---------- DATA SHOWN

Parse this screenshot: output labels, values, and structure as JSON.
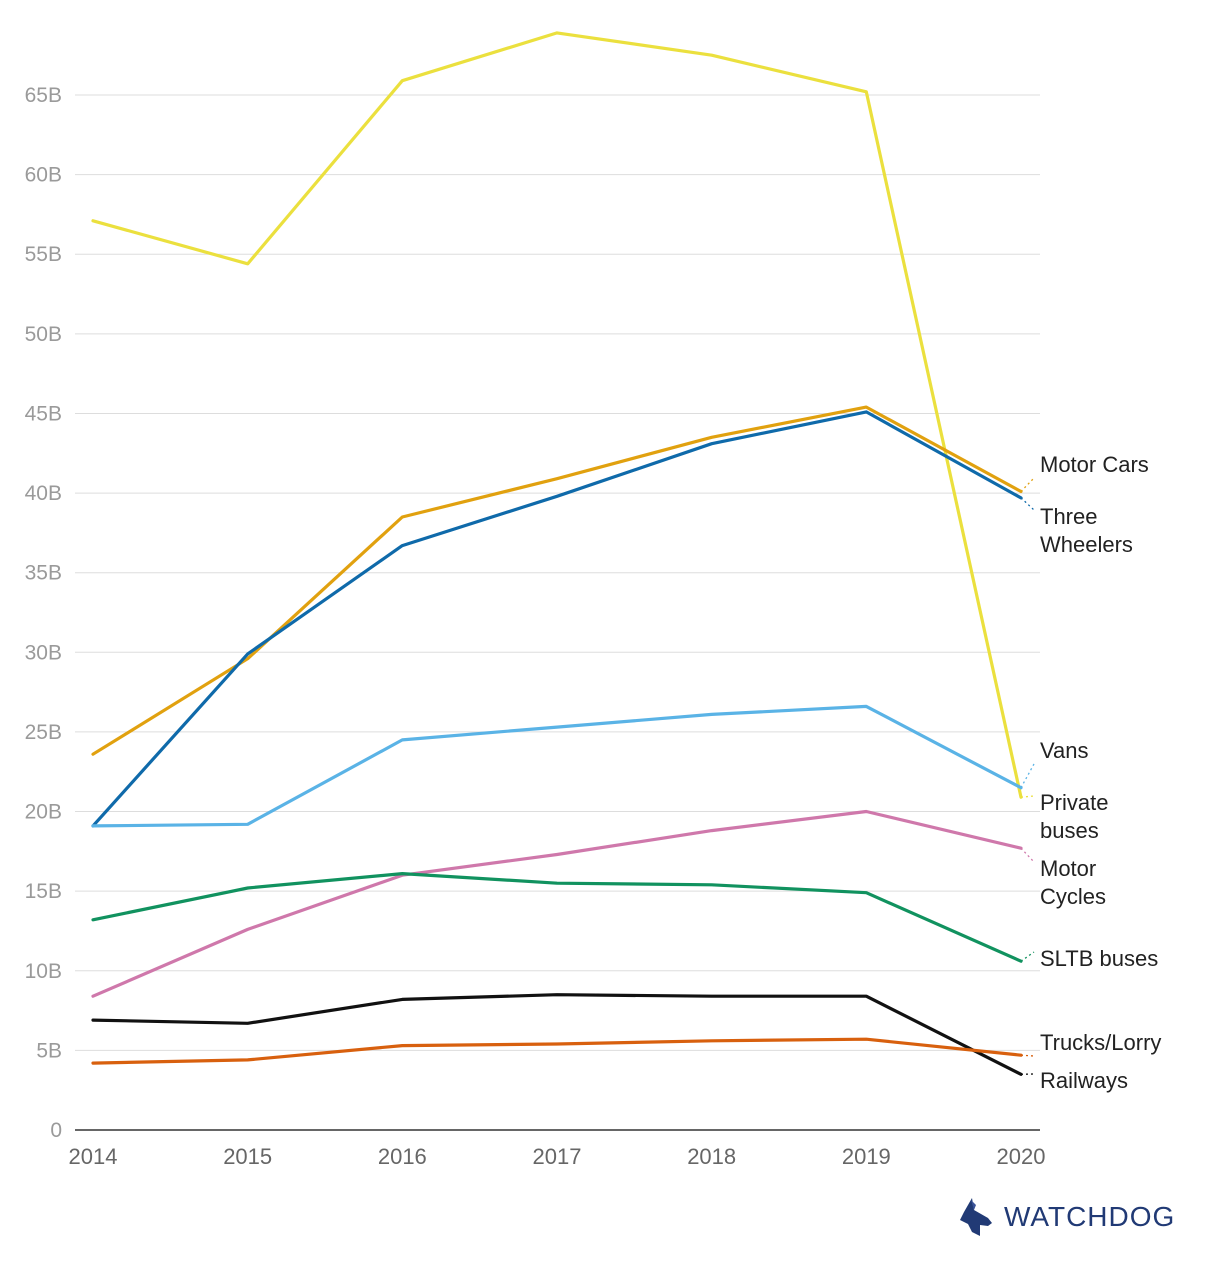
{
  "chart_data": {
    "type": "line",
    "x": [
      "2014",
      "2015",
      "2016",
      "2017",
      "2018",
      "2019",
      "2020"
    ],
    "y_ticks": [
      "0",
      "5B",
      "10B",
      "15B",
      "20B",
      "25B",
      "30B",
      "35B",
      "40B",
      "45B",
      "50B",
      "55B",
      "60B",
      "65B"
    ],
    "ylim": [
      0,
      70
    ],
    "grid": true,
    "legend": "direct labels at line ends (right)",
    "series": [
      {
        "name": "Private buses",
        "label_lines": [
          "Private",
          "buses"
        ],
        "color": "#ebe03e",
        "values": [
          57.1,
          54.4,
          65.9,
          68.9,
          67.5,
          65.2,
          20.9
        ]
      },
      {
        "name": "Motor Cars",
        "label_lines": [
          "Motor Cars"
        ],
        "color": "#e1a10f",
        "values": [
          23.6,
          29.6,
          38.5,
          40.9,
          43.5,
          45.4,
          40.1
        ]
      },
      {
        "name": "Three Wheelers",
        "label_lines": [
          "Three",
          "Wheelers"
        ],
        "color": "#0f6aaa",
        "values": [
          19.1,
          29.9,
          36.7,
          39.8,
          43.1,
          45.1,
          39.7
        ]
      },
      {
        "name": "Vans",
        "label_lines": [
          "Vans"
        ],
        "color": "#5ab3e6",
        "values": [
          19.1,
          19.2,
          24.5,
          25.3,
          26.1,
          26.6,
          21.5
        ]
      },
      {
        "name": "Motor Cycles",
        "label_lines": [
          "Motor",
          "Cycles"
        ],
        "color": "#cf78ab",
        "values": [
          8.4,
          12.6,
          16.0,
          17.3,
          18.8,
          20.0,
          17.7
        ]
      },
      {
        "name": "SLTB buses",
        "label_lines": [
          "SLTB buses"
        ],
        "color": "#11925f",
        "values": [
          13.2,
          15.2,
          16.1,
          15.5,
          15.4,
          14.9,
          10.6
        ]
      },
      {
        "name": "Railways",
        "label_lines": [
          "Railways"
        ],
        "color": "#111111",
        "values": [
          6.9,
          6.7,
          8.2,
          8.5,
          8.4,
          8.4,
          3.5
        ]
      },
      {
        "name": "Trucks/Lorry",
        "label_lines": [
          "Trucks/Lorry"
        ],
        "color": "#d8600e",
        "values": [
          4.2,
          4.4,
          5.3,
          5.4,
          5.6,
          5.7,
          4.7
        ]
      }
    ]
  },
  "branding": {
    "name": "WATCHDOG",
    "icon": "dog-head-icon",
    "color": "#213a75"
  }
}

--------------------
---------- DATA SHOWN

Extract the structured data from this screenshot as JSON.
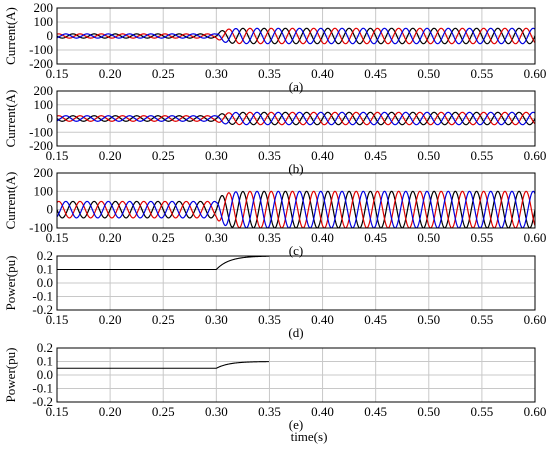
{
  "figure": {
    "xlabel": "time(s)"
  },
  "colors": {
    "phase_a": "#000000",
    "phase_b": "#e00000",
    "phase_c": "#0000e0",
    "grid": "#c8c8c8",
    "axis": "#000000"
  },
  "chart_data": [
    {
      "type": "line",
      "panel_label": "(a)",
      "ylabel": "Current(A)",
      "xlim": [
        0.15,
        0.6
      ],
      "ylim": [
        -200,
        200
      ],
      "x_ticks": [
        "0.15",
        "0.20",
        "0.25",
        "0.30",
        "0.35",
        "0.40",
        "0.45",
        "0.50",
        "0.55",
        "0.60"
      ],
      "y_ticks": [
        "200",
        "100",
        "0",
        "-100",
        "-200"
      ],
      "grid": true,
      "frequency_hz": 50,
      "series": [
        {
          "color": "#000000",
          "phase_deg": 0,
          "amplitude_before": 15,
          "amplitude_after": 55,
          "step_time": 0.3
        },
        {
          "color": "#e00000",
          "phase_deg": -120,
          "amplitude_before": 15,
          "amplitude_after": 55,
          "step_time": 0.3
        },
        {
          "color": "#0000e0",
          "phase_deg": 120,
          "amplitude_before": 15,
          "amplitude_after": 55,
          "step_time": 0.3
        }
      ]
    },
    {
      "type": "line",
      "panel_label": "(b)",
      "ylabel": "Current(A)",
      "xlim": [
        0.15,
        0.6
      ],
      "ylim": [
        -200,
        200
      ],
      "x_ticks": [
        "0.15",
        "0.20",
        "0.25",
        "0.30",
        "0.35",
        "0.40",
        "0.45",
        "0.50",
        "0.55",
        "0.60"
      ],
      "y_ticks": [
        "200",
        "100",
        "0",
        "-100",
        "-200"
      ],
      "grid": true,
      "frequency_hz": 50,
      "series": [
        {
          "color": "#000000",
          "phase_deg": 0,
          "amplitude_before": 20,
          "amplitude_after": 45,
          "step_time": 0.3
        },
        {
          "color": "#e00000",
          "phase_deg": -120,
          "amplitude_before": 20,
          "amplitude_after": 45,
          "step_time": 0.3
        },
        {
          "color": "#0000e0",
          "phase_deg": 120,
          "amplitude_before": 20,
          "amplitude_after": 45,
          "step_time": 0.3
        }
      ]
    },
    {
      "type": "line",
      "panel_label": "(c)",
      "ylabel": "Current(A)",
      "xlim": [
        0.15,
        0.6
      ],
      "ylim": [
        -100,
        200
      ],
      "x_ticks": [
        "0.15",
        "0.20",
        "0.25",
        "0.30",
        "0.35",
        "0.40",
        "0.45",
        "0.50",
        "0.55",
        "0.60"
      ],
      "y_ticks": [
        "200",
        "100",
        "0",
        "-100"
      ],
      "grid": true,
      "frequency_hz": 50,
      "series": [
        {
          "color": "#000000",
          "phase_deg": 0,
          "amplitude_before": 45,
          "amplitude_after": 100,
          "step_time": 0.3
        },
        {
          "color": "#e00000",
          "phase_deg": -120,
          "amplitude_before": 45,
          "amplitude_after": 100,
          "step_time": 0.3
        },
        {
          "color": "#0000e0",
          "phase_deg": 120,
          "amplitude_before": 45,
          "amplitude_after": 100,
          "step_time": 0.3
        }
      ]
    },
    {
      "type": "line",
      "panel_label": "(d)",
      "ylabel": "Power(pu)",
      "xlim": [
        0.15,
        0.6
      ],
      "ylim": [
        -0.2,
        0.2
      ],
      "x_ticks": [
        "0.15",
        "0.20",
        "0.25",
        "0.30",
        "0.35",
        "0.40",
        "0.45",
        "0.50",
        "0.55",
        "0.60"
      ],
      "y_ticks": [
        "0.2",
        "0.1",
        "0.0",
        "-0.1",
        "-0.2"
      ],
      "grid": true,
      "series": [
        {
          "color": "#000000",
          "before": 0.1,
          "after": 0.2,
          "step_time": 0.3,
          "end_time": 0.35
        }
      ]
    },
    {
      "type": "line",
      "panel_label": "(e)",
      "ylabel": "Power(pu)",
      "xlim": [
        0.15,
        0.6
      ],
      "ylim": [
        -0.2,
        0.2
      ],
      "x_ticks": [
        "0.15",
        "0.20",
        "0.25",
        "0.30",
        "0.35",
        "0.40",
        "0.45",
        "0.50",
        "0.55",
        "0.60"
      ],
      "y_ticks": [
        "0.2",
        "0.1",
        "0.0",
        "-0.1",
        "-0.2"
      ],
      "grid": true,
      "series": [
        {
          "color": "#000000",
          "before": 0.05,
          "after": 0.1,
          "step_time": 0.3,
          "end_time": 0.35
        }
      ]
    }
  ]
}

--------------------

## WHAT TO DO
Read the entries and select each line where the word "labels" is found.

## SOLVED PROBLEM
Parse this screenshot: output labels, values, and structure as JSON.
    "legend": "direct labels at line ends (right)",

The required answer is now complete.